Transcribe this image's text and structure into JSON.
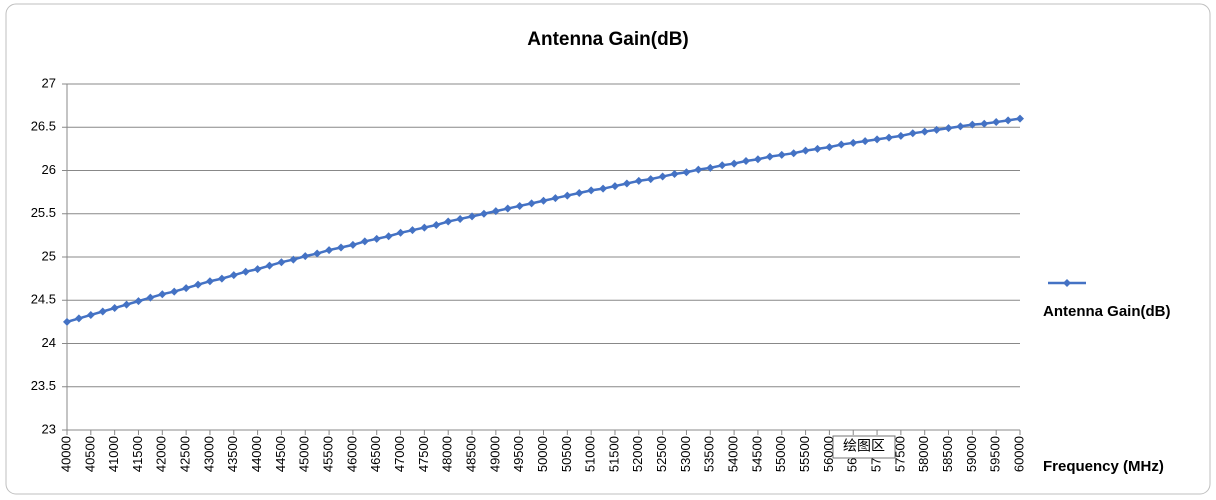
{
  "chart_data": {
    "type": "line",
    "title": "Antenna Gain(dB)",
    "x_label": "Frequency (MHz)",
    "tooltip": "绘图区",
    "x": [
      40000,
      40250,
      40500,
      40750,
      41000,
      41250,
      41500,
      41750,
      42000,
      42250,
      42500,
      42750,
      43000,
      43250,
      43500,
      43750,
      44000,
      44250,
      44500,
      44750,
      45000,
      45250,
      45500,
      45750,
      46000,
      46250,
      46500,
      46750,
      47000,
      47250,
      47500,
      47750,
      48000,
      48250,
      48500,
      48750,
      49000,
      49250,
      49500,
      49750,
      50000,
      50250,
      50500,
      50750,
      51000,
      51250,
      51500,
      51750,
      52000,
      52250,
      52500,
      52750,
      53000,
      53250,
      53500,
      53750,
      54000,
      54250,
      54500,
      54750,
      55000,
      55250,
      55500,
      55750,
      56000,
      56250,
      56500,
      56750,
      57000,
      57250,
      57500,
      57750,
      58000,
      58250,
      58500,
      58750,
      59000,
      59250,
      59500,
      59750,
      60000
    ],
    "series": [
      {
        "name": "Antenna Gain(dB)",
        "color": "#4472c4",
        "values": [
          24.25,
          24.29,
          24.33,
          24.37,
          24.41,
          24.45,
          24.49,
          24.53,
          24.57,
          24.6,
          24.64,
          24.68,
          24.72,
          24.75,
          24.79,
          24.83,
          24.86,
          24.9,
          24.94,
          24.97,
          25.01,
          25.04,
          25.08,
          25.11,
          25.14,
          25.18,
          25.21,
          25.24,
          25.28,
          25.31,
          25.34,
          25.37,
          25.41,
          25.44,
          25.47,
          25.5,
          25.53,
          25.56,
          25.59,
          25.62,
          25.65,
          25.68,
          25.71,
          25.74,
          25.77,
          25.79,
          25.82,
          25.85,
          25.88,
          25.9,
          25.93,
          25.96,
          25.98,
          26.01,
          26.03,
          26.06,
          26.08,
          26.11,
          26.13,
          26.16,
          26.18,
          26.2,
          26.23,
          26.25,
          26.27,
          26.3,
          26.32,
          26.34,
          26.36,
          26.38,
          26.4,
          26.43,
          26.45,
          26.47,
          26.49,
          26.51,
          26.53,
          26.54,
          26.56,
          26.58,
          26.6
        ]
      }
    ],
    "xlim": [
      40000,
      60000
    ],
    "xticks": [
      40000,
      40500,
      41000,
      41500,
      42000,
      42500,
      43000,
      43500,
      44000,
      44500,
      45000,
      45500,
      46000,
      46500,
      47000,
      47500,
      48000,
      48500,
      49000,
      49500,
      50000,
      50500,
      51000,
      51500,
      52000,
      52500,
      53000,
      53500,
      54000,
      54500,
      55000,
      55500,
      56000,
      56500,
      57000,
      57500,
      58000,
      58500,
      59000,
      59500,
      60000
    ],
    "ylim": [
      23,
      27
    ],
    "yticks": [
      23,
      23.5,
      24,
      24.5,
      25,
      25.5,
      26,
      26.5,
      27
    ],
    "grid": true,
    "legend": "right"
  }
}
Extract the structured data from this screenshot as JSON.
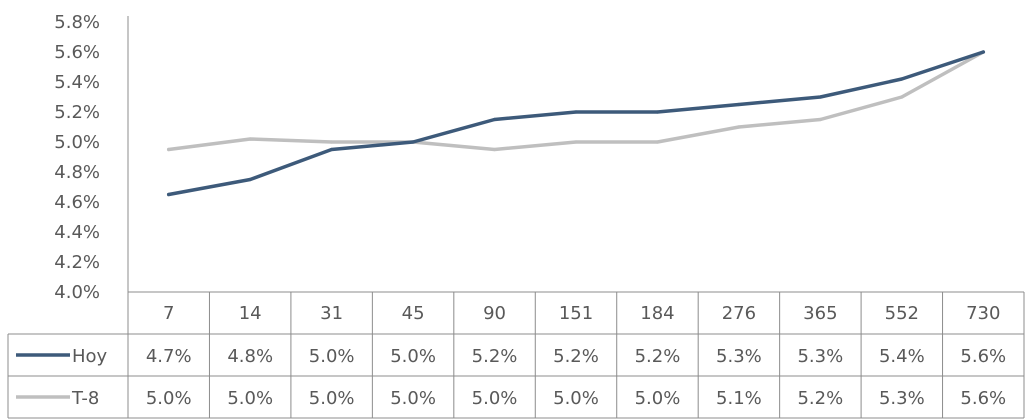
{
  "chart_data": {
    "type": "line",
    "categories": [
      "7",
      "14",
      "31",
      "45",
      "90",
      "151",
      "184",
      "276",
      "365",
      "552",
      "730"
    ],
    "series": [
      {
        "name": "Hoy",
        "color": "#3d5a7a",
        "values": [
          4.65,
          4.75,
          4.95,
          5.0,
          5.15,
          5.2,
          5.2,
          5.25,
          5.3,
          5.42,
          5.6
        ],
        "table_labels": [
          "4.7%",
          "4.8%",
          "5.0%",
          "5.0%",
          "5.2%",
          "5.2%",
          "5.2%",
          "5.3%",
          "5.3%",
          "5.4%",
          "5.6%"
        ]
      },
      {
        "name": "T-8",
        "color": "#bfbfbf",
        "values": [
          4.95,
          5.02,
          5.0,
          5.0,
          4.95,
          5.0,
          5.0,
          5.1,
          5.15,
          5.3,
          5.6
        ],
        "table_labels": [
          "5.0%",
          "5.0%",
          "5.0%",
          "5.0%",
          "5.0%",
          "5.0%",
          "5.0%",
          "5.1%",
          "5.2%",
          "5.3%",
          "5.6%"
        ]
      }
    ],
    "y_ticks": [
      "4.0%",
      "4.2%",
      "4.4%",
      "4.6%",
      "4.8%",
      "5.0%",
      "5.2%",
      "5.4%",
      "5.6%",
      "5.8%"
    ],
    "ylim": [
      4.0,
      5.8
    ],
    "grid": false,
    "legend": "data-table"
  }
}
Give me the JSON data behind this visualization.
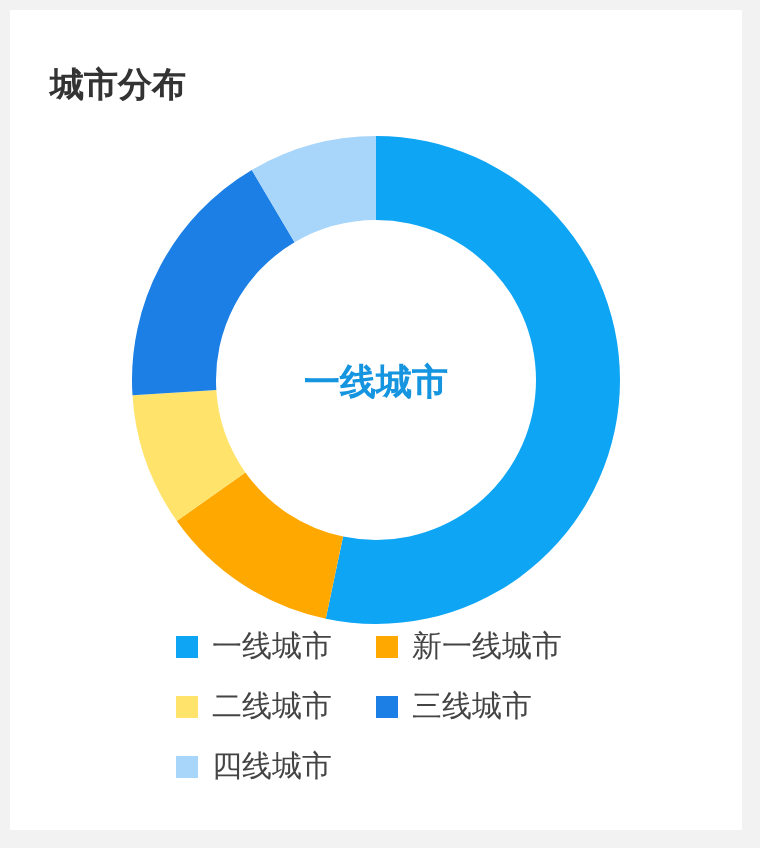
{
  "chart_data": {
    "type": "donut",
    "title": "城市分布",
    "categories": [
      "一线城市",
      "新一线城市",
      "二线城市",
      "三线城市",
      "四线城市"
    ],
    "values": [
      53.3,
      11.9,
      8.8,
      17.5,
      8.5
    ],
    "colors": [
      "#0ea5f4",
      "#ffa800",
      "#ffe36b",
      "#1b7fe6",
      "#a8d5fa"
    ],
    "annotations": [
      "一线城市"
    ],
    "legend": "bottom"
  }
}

* **EXERCISE PROMPT**: Copy out each line exactly, without the pictures.

* **FINISHED TASK**:
Transcribe this image's text and structure into JSON.
{
  "chart_data": {
    "type": "line",
    "title": "Antenna Gain(dB)",
    "x_label": "Frequency (MHz)",
    "tooltip": "绘图区",
    "x": [
      40000,
      40250,
      40500,
      40750,
      41000,
      41250,
      41500,
      41750,
      42000,
      42250,
      42500,
      42750,
      43000,
      43250,
      43500,
      43750,
      44000,
      44250,
      44500,
      44750,
      45000,
      45250,
      45500,
      45750,
      46000,
      46250,
      46500,
      46750,
      47000,
      47250,
      47500,
      47750,
      48000,
      48250,
      48500,
      48750,
      49000,
      49250,
      49500,
      49750,
      50000,
      50250,
      50500,
      50750,
      51000,
      51250,
      51500,
      51750,
      52000,
      52250,
      52500,
      52750,
      53000,
      53250,
      53500,
      53750,
      54000,
      54250,
      54500,
      54750,
      55000,
      55250,
      55500,
      55750,
      56000,
      56250,
      56500,
      56750,
      57000,
      57250,
      57500,
      57750,
      58000,
      58250,
      58500,
      58750,
      59000,
      59250,
      59500,
      59750,
      60000
    ],
    "series": [
      {
        "name": "Antenna Gain(dB)",
        "color": "#4472c4",
        "values": [
          24.25,
          24.29,
          24.33,
          24.37,
          24.41,
          24.45,
          24.49,
          24.53,
          24.57,
          24.6,
          24.64,
          24.68,
          24.72,
          24.75,
          24.79,
          24.83,
          24.86,
          24.9,
          24.94,
          24.97,
          25.01,
          25.04,
          25.08,
          25.11,
          25.14,
          25.18,
          25.21,
          25.24,
          25.28,
          25.31,
          25.34,
          25.37,
          25.41,
          25.44,
          25.47,
          25.5,
          25.53,
          25.56,
          25.59,
          25.62,
          25.65,
          25.68,
          25.71,
          25.74,
          25.77,
          25.79,
          25.82,
          25.85,
          25.88,
          25.9,
          25.93,
          25.96,
          25.98,
          26.01,
          26.03,
          26.06,
          26.08,
          26.11,
          26.13,
          26.16,
          26.18,
          26.2,
          26.23,
          26.25,
          26.27,
          26.3,
          26.32,
          26.34,
          26.36,
          26.38,
          26.4,
          26.43,
          26.45,
          26.47,
          26.49,
          26.51,
          26.53,
          26.54,
          26.56,
          26.58,
          26.6
        ]
      }
    ],
    "xlim": [
      40000,
      60000
    ],
    "xticks": [
      40000,
      40500,
      41000,
      41500,
      42000,
      42500,
      43000,
      43500,
      44000,
      44500,
      45000,
      45500,
      46000,
      46500,
      47000,
      47500,
      48000,
      48500,
      49000,
      49500,
      50000,
      50500,
      51000,
      51500,
      52000,
      52500,
      53000,
      53500,
      54000,
      54500,
      55000,
      55500,
      56000,
      56500,
      57000,
      57500,
      58000,
      58500,
      59000,
      59500,
      60000
    ],
    "ylim": [
      23,
      27
    ],
    "yticks": [
      23,
      23.5,
      24,
      24.5,
      25,
      25.5,
      26,
      26.5,
      27
    ],
    "grid": true,
    "legend": "right"
  }
}
Extract the structured data from this screenshot as JSON.
{
  "chart_data": {
    "type": "line",
    "categories": [
      "7",
      "14",
      "31",
      "45",
      "90",
      "151",
      "184",
      "276",
      "365",
      "552",
      "730"
    ],
    "series": [
      {
        "name": "Hoy",
        "color": "#3d5a7a",
        "values": [
          4.65,
          4.75,
          4.95,
          5.0,
          5.15,
          5.2,
          5.2,
          5.25,
          5.3,
          5.42,
          5.6
        ],
        "table_labels": [
          "4.7%",
          "4.8%",
          "5.0%",
          "5.0%",
          "5.2%",
          "5.2%",
          "5.2%",
          "5.3%",
          "5.3%",
          "5.4%",
          "5.6%"
        ]
      },
      {
        "name": "T-8",
        "color": "#bfbfbf",
        "values": [
          4.95,
          5.02,
          5.0,
          5.0,
          4.95,
          5.0,
          5.0,
          5.1,
          5.15,
          5.3,
          5.6
        ],
        "table_labels": [
          "5.0%",
          "5.0%",
          "5.0%",
          "5.0%",
          "5.0%",
          "5.0%",
          "5.0%",
          "5.1%",
          "5.2%",
          "5.3%",
          "5.6%"
        ]
      }
    ],
    "y_ticks": [
      "4.0%",
      "4.2%",
      "4.4%",
      "4.6%",
      "4.8%",
      "5.0%",
      "5.2%",
      "5.4%",
      "5.6%",
      "5.8%"
    ],
    "ylim": [
      4.0,
      5.8
    ],
    "grid": false,
    "legend": "data-table"
  }
}
Give me the JSON data behind this visualization.
{
  "chart_data": {
    "type": "donut",
    "title": "城市分布",
    "categories": [
      "一线城市",
      "新一线城市",
      "二线城市",
      "三线城市",
      "四线城市"
    ],
    "values": [
      53.3,
      11.9,
      8.8,
      17.5,
      8.5
    ],
    "colors": [
      "#0ea5f4",
      "#ffa800",
      "#ffe36b",
      "#1b7fe6",
      "#a8d5fa"
    ],
    "annotations": [
      "一线城市"
    ],
    "legend": "bottom"
  }
}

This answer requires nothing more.